Given exercise >>
Transcribe the full listing below exactly.

Listed entries >>
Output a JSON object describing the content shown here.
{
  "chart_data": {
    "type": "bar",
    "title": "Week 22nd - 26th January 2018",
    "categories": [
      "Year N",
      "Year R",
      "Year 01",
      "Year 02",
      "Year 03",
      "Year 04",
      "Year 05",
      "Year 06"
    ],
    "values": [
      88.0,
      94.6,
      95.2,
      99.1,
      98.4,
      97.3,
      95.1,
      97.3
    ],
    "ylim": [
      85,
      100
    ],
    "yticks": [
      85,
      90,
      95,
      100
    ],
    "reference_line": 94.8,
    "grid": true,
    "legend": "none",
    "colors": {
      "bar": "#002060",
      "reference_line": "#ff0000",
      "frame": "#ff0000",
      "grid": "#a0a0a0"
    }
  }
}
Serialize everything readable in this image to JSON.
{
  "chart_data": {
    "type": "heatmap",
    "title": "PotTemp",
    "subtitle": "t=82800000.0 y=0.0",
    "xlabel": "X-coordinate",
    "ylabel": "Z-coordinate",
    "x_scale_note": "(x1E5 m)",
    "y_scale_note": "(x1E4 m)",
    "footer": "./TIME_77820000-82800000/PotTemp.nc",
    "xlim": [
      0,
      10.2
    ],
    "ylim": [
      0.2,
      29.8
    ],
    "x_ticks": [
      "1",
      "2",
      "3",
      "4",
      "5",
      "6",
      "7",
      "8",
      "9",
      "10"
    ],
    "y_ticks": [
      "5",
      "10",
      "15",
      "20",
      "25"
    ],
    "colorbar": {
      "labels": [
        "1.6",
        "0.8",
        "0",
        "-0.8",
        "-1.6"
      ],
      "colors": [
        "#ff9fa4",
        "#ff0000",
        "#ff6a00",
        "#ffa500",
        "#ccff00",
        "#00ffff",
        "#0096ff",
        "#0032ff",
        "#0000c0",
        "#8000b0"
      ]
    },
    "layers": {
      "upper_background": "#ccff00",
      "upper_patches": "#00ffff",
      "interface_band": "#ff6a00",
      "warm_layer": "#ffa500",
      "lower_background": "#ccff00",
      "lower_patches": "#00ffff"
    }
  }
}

Solution for this exercise >>
Output a JSON object describing the content shown here.
{
  "chart_data": {
    "type": "bar",
    "title": "Week 22nd - 26th January 2018",
    "categories": [
      "Year N",
      "Year R",
      "Year 01",
      "Year 02",
      "Year 03",
      "Year 04",
      "Year 05",
      "Year 06"
    ],
    "values": [
      88.0,
      94.6,
      95.2,
      99.1,
      98.4,
      97.3,
      95.1,
      97.3
    ],
    "ylim": [
      85,
      100
    ],
    "yticks": [
      85,
      90,
      95,
      100
    ],
    "reference_line": 94.8,
    "grid": true,
    "legend": "none",
    "colors": {
      "bar": "#002060",
      "reference_line": "#ff0000",
      "frame": "#ff0000",
      "grid": "#a0a0a0"
    }
  }
}
Serialize everything readable in this image to JSON.
{
  "chart_data": {
    "type": "heatmap",
    "title": "PotTemp",
    "subtitle": "t=82800000.0 y=0.0",
    "xlabel": "X-coordinate",
    "ylabel": "Z-coordinate",
    "x_scale_note": "(x1E5 m)",
    "y_scale_note": "(x1E4 m)",
    "footer": "./TIME_77820000-82800000/PotTemp.nc",
    "xlim": [
      0,
      10.2
    ],
    "ylim": [
      0.2,
      29.8
    ],
    "x_ticks": [
      "1",
      "2",
      "3",
      "4",
      "5",
      "6",
      "7",
      "8",
      "9",
      "10"
    ],
    "y_ticks": [
      "5",
      "10",
      "15",
      "20",
      "25"
    ],
    "colorbar": {
      "labels": [
        "1.6",
        "0.8",
        "0",
        "-0.8",
        "-1.6"
      ],
      "colors": [
        "#ff9fa4",
        "#ff0000",
        "#ff6a00",
        "#ffa500",
        "#ccff00",
        "#00ffff",
        "#0096ff",
        "#0032ff",
        "#0000c0",
        "#8000b0"
      ]
    },
    "layers": {
      "upper_background": "#ccff00",
      "upper_patches": "#00ffff",
      "interface_band": "#ff6a00",
      "warm_layer": "#ffa500",
      "lower_background": "#ccff00",
      "lower_patches": "#00ffff"
    }
  }
}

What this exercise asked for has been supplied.